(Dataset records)
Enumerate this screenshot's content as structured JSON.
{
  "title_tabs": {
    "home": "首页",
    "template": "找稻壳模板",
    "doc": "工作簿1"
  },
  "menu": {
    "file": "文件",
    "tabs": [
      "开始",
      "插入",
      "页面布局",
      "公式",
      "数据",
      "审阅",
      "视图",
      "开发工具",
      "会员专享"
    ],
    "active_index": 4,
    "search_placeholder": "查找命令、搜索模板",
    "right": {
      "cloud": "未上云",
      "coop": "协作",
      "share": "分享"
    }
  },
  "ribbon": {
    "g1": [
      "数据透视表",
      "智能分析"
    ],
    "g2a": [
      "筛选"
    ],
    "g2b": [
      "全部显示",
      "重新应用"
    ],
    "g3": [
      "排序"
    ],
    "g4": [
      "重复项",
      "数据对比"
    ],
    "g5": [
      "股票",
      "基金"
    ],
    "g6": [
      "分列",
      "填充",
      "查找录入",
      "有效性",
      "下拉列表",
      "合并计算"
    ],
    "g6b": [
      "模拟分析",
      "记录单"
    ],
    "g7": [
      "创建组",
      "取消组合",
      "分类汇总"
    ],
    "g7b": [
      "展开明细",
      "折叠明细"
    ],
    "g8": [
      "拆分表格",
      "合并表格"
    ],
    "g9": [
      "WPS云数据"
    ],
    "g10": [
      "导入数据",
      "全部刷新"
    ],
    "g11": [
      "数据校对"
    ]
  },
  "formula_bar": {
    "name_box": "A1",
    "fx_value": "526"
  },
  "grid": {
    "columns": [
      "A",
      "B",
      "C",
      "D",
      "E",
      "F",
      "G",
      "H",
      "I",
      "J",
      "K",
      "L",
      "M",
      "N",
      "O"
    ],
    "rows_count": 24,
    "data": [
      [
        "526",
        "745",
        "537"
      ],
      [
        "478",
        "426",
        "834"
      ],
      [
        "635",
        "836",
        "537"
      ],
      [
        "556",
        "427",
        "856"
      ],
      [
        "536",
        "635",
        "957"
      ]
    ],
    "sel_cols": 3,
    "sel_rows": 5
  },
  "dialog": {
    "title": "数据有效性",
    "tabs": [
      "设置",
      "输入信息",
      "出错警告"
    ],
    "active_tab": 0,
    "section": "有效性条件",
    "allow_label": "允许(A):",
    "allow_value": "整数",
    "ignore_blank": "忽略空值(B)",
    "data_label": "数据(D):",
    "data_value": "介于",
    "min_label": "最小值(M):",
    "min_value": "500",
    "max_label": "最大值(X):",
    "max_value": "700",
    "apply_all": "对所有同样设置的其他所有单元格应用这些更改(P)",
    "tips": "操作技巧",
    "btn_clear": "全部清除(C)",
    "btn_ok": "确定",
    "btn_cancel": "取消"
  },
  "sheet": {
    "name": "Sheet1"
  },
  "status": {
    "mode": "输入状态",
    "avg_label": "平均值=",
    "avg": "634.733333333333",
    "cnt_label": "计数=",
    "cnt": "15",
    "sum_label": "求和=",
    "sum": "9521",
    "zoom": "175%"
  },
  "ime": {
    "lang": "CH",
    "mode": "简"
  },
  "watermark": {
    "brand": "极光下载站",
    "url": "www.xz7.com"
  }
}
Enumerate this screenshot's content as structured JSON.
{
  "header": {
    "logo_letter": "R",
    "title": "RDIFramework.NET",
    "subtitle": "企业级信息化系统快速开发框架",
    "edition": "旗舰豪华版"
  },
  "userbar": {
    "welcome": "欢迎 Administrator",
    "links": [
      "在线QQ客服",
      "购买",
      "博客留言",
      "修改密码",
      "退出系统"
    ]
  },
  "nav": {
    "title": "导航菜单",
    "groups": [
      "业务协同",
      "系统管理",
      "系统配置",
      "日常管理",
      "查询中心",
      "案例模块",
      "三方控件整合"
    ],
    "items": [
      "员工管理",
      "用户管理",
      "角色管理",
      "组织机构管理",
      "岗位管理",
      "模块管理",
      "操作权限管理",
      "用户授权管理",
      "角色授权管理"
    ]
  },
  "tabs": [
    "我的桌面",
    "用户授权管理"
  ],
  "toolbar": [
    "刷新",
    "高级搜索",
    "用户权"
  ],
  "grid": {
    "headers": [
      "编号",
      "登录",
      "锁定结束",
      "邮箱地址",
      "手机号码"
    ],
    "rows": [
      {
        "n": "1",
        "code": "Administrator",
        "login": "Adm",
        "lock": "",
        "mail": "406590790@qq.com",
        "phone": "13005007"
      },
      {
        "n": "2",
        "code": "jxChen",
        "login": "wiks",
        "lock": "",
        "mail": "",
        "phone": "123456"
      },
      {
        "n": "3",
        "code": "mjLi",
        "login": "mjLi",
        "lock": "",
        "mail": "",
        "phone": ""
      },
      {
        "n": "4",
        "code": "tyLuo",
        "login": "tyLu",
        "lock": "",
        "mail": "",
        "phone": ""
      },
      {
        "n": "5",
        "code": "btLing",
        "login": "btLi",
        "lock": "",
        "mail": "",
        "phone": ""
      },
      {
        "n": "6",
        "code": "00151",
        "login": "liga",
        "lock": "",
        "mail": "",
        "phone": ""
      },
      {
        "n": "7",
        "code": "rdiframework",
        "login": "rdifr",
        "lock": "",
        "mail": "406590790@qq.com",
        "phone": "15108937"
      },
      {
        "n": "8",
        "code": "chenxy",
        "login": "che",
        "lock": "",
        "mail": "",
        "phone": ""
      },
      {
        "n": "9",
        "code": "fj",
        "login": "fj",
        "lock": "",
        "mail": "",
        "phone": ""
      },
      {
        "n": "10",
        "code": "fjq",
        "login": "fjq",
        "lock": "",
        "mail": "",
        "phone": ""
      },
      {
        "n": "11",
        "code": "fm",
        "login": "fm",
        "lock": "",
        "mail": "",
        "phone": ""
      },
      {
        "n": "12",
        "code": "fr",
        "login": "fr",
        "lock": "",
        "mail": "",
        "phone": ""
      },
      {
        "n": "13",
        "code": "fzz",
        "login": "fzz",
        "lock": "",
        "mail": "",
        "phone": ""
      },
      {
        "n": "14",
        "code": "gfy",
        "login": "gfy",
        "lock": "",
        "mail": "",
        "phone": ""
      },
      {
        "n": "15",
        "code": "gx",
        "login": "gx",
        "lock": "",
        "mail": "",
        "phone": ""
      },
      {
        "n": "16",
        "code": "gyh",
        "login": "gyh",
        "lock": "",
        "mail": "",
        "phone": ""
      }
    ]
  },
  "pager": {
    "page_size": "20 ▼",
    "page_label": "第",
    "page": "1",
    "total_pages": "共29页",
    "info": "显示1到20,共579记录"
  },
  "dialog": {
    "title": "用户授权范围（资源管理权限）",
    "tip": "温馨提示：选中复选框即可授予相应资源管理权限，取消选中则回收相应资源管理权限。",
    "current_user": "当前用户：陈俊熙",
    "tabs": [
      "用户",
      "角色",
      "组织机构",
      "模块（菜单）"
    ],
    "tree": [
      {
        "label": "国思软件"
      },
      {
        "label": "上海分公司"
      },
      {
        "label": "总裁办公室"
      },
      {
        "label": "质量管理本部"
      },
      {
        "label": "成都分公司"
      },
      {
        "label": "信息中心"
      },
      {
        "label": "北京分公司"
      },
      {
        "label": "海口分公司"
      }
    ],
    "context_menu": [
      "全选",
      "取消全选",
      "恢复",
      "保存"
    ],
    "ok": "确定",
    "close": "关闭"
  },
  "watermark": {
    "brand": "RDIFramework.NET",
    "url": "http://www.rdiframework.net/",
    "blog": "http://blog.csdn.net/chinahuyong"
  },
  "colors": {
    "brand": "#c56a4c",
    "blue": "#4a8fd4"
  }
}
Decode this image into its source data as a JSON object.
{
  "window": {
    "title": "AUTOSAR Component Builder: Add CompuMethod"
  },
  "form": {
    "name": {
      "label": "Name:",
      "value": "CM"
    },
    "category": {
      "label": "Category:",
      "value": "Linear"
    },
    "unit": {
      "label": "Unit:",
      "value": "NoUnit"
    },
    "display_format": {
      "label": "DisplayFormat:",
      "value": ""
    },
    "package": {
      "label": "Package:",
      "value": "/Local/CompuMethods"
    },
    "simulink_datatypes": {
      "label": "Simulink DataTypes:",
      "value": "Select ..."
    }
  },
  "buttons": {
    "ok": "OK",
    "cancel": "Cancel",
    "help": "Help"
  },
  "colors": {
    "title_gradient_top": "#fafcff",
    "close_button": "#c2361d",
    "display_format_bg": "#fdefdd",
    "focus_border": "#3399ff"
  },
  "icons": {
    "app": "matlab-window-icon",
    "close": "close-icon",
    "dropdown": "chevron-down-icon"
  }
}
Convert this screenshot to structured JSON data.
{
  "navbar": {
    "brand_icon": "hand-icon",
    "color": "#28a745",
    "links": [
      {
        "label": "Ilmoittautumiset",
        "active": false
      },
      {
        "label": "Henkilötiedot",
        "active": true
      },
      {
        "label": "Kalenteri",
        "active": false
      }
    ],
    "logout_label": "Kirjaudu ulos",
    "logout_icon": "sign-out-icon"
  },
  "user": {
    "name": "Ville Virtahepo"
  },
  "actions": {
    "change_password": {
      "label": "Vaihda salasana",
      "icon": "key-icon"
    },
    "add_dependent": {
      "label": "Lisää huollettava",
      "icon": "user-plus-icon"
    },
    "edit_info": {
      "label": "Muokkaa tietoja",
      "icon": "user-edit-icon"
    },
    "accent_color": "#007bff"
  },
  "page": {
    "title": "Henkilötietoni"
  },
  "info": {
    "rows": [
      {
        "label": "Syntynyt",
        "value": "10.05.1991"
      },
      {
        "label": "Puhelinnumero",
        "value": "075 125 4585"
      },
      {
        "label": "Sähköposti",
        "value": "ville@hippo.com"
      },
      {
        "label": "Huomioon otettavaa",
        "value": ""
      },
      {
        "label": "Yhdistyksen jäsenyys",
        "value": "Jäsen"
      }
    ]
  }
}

--- Your goal ---
In the records above, find each line that holds the word "JSON"; copy all such lines.

--- Written answer ---
Enumerate this screenshot's content as structured JSON.
Enumerate this screenshot's content as structured JSON.
Decode this image into its source data as a JSON object.
Convert this screenshot to structured JSON data.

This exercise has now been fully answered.